What to work on: Pull out each line of the data that includes the word "banks".
=== Supplied material ===
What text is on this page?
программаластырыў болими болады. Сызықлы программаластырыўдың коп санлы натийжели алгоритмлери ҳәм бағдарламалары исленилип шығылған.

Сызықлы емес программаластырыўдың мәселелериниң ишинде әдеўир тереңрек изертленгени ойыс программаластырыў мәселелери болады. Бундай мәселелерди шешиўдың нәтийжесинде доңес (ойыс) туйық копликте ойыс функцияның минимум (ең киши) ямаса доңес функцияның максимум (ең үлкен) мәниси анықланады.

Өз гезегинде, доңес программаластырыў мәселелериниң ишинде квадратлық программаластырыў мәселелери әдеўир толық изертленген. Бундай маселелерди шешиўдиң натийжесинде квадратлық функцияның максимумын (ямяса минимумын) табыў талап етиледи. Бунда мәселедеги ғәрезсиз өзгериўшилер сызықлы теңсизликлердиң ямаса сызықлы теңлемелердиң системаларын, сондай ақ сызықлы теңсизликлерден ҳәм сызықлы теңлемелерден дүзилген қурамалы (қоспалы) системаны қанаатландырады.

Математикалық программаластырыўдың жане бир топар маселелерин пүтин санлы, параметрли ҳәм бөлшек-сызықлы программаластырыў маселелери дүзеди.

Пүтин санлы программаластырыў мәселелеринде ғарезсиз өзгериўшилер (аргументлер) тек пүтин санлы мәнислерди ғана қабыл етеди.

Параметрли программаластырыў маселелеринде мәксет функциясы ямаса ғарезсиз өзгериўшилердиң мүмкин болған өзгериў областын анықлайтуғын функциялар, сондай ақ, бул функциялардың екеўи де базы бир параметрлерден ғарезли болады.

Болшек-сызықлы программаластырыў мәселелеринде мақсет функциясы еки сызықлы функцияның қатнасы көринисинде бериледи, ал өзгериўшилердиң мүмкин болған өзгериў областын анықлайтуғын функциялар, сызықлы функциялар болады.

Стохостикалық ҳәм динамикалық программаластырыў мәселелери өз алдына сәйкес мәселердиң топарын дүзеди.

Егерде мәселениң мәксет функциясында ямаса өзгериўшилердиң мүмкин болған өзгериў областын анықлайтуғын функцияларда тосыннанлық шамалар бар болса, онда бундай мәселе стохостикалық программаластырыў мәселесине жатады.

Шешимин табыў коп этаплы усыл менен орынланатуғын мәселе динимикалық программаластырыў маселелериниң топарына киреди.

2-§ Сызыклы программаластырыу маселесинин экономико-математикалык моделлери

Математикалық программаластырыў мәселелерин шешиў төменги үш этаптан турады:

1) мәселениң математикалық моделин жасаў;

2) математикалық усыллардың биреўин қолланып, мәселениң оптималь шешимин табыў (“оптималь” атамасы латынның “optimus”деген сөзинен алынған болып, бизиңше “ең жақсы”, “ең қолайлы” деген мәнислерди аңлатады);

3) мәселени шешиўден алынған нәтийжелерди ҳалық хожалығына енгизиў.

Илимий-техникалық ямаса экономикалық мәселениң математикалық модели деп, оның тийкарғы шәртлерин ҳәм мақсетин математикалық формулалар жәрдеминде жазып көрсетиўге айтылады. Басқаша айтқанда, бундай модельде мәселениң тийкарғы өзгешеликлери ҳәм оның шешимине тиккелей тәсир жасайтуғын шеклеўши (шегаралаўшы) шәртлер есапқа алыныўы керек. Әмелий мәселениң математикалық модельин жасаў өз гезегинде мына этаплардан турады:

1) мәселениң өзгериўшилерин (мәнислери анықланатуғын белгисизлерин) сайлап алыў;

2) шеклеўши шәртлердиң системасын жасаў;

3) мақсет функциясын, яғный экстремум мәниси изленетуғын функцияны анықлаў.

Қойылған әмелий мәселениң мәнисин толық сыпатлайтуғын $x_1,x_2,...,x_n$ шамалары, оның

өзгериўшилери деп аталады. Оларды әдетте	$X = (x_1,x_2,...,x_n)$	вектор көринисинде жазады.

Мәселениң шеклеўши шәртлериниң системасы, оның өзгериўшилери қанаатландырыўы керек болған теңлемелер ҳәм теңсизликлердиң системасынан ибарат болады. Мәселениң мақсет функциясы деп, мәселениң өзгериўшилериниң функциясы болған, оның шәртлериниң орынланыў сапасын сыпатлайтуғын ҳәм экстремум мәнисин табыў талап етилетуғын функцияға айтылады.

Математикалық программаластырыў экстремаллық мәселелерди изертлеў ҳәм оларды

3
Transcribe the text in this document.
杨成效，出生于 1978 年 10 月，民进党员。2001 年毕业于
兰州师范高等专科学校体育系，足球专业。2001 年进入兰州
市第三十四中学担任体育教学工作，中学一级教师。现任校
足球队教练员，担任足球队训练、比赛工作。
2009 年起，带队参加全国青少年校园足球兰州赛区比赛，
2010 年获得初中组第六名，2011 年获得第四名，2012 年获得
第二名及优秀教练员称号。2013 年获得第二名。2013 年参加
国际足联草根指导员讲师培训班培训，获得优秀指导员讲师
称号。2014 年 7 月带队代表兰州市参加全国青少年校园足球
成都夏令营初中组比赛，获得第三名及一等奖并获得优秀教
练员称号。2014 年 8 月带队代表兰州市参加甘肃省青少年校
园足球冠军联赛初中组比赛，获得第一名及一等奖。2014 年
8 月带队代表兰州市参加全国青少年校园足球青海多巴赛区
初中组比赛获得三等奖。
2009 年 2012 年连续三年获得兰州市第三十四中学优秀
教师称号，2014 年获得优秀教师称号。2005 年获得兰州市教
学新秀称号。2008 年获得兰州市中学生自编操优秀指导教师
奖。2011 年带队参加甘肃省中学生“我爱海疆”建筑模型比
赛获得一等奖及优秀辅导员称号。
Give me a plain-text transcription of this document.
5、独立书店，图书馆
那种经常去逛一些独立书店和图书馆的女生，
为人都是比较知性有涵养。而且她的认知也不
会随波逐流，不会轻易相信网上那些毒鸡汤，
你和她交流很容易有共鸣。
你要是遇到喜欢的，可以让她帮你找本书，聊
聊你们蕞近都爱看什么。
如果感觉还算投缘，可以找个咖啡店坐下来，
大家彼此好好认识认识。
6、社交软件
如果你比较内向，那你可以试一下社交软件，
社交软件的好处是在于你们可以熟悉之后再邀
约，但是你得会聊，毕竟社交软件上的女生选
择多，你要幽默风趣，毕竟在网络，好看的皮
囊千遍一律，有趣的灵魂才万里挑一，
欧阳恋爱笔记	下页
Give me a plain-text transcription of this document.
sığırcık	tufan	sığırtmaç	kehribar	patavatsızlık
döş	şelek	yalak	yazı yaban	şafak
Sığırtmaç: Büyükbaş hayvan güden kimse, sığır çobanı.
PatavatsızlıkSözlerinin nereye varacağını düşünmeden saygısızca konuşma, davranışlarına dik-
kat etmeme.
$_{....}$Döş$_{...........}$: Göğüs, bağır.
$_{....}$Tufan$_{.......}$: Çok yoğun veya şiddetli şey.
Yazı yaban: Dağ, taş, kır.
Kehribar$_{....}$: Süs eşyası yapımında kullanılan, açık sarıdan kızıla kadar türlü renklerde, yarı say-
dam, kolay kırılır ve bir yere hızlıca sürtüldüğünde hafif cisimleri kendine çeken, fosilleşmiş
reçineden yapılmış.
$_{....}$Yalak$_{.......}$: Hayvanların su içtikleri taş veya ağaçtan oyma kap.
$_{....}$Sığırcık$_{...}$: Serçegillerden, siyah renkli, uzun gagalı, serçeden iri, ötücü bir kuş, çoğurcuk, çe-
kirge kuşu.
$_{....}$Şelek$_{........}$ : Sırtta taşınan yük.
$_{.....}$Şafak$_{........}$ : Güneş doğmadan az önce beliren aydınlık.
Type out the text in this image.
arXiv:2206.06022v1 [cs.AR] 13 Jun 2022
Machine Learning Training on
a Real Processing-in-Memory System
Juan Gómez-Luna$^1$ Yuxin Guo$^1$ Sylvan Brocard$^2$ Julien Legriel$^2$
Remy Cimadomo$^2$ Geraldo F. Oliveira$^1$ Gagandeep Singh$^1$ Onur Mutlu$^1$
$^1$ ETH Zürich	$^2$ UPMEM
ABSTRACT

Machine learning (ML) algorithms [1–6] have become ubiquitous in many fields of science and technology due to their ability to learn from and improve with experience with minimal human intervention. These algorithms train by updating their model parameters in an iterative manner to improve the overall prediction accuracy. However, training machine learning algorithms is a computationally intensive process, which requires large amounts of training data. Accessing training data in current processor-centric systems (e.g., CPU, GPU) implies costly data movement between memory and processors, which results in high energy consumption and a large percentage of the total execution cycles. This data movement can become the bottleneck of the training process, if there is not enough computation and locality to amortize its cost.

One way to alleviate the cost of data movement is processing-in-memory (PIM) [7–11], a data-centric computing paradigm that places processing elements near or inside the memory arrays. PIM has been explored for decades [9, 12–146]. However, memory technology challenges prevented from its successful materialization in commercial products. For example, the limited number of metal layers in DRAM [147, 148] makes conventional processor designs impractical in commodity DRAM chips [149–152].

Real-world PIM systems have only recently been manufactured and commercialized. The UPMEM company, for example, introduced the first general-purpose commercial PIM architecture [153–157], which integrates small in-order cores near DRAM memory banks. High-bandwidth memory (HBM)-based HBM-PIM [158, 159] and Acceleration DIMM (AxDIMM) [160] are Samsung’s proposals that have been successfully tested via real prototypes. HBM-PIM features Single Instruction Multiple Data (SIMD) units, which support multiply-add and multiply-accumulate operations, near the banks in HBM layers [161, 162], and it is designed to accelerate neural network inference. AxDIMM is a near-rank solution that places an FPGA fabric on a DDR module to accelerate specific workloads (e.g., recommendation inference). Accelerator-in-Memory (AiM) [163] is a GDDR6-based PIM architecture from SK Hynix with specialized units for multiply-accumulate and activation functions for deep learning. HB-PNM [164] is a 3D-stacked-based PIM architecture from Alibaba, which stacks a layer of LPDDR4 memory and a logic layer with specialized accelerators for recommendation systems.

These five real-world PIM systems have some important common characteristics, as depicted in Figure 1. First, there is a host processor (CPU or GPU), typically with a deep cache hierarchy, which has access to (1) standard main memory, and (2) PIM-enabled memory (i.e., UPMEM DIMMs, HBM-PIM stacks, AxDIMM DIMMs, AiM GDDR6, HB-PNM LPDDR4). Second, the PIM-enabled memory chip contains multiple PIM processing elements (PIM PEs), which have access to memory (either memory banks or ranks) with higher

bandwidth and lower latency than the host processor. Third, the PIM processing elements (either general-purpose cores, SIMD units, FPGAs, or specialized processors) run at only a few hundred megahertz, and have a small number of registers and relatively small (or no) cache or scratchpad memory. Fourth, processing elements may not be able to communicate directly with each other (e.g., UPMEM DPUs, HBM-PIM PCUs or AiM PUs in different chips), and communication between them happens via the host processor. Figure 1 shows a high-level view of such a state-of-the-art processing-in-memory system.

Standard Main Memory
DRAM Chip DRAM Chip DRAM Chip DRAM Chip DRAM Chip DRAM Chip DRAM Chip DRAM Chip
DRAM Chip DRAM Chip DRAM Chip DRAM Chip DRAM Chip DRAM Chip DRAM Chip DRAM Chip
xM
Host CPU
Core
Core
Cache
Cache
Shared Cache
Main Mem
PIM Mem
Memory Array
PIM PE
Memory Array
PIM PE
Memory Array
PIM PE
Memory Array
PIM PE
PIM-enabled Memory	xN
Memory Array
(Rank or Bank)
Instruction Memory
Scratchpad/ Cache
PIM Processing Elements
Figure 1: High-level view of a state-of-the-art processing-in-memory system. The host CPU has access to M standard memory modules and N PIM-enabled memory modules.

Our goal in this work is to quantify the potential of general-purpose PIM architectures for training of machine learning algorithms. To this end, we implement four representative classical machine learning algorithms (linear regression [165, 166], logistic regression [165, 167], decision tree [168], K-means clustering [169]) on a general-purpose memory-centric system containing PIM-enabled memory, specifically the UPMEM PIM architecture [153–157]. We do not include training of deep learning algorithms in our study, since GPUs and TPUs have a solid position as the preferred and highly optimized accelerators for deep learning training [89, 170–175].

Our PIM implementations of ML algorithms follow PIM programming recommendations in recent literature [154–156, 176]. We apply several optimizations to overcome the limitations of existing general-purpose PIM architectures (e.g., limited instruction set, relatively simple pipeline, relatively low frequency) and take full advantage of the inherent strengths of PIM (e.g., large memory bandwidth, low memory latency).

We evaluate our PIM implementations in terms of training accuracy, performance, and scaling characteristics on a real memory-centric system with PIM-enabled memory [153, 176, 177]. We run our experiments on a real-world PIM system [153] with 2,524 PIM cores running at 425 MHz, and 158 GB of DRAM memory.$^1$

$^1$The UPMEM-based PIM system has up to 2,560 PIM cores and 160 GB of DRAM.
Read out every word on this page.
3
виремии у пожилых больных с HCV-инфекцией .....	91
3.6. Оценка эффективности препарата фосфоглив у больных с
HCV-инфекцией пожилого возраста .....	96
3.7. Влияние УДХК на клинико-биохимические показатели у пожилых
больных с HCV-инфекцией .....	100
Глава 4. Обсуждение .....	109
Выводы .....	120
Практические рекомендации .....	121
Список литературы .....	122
===
Right answer:
Real-world PIM systems have only recently been manufactured and commercialized. The UPMEM company, for example, introduced the first general-purpose commercial PIM architecture [153–157], which integrates small in-order cores near DRAM memory banks. High-bandwidth memory (HBM)-based HBM-PIM [158, 159] and Acceleration DIMM (AxDIMM) [160] are Samsung’s proposals that have been successfully tested via real prototypes. HBM-PIM features Single Instruction Multiple Data (SIMD) units, which support multiply-add and multiply-accumulate operations, near the banks in HBM layers [161, 162], and it is designed to accelerate neural network inference. AxDIMM is a near-rank solution that places an FPGA fabric on a DDR module to accelerate specific workloads (e.g., recommendation inference). Accelerator-in-Memory (AiM) [163] is a GDDR6-based PIM architecture from SK Hynix with specialized units for multiply-accumulate and activation functions for deep learning. HB-PNM [164] is a 3D-stacked-based PIM architecture from Alibaba, which stacks a layer of LPDDR4 memory and a logic layer with specialized accelerators for recommendation systems.
These five real-world PIM systems have some important common characteristics, as depicted in Figure 1. First, there is a host processor (CPU or GPU), typically with a deep cache hierarchy, which has access to (1) standard main memory, and (2) PIM-enabled memory (i.e., UPMEM DIMMs, HBM-PIM stacks, AxDIMM DIMMs, AiM GDDR6, HB-PNM LPDDR4). Second, the PIM-enabled memory chip contains multiple PIM processing elements (PIM PEs), which have access to memory (either memory banks or ranks) with higher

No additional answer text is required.